***** Data entries
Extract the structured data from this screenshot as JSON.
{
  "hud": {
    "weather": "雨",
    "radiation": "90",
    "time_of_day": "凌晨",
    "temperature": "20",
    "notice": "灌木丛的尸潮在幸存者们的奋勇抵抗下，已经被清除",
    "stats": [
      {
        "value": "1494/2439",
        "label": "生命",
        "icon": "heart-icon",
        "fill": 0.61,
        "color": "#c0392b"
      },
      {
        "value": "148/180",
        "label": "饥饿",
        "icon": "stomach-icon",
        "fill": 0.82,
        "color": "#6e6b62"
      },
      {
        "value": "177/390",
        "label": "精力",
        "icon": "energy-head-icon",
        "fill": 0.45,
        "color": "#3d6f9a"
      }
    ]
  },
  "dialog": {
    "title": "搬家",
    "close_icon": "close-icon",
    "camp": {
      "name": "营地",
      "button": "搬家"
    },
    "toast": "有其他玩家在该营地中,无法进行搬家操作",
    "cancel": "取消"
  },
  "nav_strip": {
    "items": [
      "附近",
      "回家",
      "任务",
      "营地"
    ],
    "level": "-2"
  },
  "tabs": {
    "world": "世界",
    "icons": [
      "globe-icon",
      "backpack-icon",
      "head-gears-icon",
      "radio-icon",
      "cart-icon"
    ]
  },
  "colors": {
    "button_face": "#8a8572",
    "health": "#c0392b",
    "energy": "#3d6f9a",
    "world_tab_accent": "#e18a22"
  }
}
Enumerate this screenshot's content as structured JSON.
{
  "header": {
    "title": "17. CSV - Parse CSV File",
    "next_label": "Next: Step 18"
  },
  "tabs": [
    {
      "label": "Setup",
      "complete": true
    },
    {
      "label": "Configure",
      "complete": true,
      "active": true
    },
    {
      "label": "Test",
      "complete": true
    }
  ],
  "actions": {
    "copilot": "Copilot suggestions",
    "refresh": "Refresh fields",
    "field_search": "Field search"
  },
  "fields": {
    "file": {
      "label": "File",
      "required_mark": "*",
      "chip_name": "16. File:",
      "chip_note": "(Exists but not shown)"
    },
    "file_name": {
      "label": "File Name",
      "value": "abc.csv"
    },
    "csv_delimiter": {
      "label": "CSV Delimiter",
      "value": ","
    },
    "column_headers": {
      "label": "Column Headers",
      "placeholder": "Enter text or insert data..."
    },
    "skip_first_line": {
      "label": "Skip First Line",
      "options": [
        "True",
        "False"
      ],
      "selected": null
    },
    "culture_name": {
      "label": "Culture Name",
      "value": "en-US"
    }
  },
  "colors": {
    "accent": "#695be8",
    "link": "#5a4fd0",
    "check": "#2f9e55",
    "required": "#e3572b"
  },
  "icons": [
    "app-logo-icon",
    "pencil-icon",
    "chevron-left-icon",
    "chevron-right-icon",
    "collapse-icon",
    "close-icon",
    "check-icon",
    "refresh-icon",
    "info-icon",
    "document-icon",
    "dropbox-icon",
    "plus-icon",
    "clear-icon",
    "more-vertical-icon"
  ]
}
**********
What the task asks: Reproduce the lines from the one containing "Enumerate this screenshot's" to the end of the entries, keeping both ends and adding nothing.

Exercise solution:
Enumerate this screenshot's content as structured JSON.
{
  "header": {
    "title": "17. CSV - Parse CSV File",
    "next_label": "Next: Step 18"
  },
  "tabs": [
    {
      "label": "Setup",
      "complete": true
    },
    {
      "label": "Configure",
      "complete": true,
      "active": true
    },
    {
      "label": "Test",
      "complete": true
    }
  ],
  "actions": {
    "copilot": "Copilot suggestions",
    "refresh": "Refresh fields",
    "field_search": "Field search"
  },
  "fields": {
    "file": {
      "label": "File",
      "required_mark": "*",
      "chip_name": "16. File:",
      "chip_note": "(Exists but not shown)"
    },
    "file_name": {
      "label": "File Name",
      "value": "abc.csv"
    },
    "csv_delimiter": {
      "label": "CSV Delimiter",
      "value": ","
    },
    "column_headers": {
      "label": "Column Headers",
      "placeholder": "Enter text or insert data..."
    },
    "skip_first_line": {
      "label": "Skip First Line",
      "options": [
        "True",
        "False"
      ],
      "selected": null
    },
    "culture_name": {
      "label": "Culture Name",
      "value": "en-US"
    }
  },
  "colors": {
    "accent": "#695be8",
    "link": "#5a4fd0",
    "check": "#2f9e55",
    "required": "#e3572b"
  },
  "icons": [
    "app-logo-icon",
    "pencil-icon",
    "chevron-left-icon",
    "chevron-right-icon",
    "collapse-icon",
    "close-icon",
    "check-icon",
    "refresh-icon",
    "info-icon",
    "document-icon",
    "dropbox-icon",
    "plus-icon",
    "clear-icon",
    "more-vertical-icon"
  ]
}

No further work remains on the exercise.